__Questions__
1/ From the Couchbase passage, list every cluster statistic given under "Statistics:".
2/ Extend the Couchbase passage, picking up after its final sentence.

__Source passage__
Read What I Write

I am using couchbase strictly as a key/value store. When I perform a couchbaseBucket.get(key) soon after (~15-50ms) performing an insert couchbaseBucket.insert(doc, ReplicateTo.ONE) it returns null. If I perform the same query a few seconds later it successfully returns the item. How quickly should documents be available for retrieval by key?

My Couchbase cluster is running on AWS and was setup using terraform.

Statistics:

  • Nodes: 10 m5.xlarge (16gb mem, 4 vCPU).
  • 2,500 writes/second
  • 500 reads/second
  • Cluster CPU usage: ~30%
  • Cluster Mem usage: ~40%

Any time after the insert() is handled, the get() should return the item assuming we’re talking about a single cluster, and not one using XDCR, which would actually be multiple clusters.

Double check that you’re doing all of the error handling of the couchbaseBucket.insert(doc, ReplicateTo.ONE) and that you’re not accidentally using any async API that would let it happen out of order.

If you have a small code sample that reproduces this, you may want to crank the log level up to DEBUG to see the two operations flowing, ensure they’re hitting the same node, etc.

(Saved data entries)
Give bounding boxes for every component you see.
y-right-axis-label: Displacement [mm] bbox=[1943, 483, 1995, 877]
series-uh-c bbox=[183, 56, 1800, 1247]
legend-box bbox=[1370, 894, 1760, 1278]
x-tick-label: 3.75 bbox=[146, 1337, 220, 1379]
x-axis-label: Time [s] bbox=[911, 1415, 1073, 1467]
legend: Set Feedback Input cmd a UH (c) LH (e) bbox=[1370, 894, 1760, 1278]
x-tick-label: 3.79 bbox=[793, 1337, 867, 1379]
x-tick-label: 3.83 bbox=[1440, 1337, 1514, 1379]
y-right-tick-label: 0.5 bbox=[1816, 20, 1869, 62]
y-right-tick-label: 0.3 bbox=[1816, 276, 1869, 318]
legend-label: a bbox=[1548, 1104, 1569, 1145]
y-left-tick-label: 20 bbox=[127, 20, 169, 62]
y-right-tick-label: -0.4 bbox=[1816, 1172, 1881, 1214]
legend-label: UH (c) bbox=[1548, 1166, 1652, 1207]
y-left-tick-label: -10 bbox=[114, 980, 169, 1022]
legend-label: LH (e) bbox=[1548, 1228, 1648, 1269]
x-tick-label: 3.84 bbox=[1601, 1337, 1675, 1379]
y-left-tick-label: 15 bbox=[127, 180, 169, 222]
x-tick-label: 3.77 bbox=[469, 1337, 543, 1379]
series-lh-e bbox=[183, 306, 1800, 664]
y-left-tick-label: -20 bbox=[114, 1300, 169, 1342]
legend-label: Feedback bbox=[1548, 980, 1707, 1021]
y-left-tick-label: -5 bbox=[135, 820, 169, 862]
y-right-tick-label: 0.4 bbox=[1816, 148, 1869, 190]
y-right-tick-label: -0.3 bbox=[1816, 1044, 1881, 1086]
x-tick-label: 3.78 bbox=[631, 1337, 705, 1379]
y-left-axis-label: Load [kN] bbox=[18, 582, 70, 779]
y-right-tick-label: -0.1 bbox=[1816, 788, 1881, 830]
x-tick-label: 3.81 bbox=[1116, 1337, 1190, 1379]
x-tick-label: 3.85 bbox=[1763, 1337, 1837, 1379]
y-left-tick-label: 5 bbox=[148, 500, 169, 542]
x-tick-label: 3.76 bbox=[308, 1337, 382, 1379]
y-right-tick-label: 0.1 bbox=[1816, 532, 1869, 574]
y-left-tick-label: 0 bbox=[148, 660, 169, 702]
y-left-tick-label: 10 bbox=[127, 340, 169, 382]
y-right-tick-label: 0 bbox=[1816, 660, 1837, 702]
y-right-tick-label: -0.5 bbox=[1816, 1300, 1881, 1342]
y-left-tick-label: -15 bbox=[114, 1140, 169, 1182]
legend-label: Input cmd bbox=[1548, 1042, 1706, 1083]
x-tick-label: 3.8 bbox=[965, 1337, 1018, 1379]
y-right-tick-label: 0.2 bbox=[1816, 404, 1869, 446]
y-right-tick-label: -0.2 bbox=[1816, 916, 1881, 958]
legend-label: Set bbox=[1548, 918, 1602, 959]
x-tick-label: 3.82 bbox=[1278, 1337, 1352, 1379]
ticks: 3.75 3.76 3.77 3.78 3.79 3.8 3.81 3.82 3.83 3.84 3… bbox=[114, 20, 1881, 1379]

__Answers for the exercise__
1/
- Nodes: 10 m5.xlarge (16gb mem, 4 vCPU)
- 2,500 writes/second
- 500 reads/second
- Cluster CPU usage: ~30%
- Cluster Mem usage: ~40%

2/
Thanks for the input. When you say the “insert() is handled” does handled mean the insert() call returns? Or does it get put on a queue and is “handled” at some later point?

I am using a single cluster (no XDCR), and as far as I know am using synchronous calls. The insert() and get() are happening on different threads, but the get() thread will not spawn until after the insert() call returns.

// Cluster creation
CouchbaseEnvironment couchbaseEnvironment = DefaultCouchbaseEnvironment.builder()
				.kvTimeout(30)
				.keyValueServiceConfig(KeyValueServiceConfig.create(1))
				.build();
couchbaseCluster = CouchbaseCluster.fromConnectionString(couchbaseEnvironment, url).authenticate(username, password);

// Bucket creation 
this.couchbaseBucket = couchbaseCluster.openBucket(couchbaseBucketName);

// Thread 1 - Insert
BinaryDocument doc = BinaryDocument.create(key, expirationSeconds, Unpooled.wrappedBuffer(dataBytes));
couchbaseBucket.insert(doc, ReplicateTo.ONE);

// Thread 2 (created after the above lines complete) - Retrieval
BinaryDocument doc = couchbaseBucket.get(key, BinaryDocument.class);

Errors should be handled correctly, but I will double check that now and attempt to get a smaller test working to see the DEBUG output

Yes, your code seems reasonable. As long as the get() is executed after the insert(), it should be there. My only suspicion is that there’s something happening with how your threads are executing. If there’s any chance they’ll execute in parallel, it’s possible for the get() to be processed first. In fact, it’s likely because it’s less work. The other thread has to go through an encoding step. before putting bits on the wire.

The DEBUG should show the order pretty clearly, so will look forward to the result.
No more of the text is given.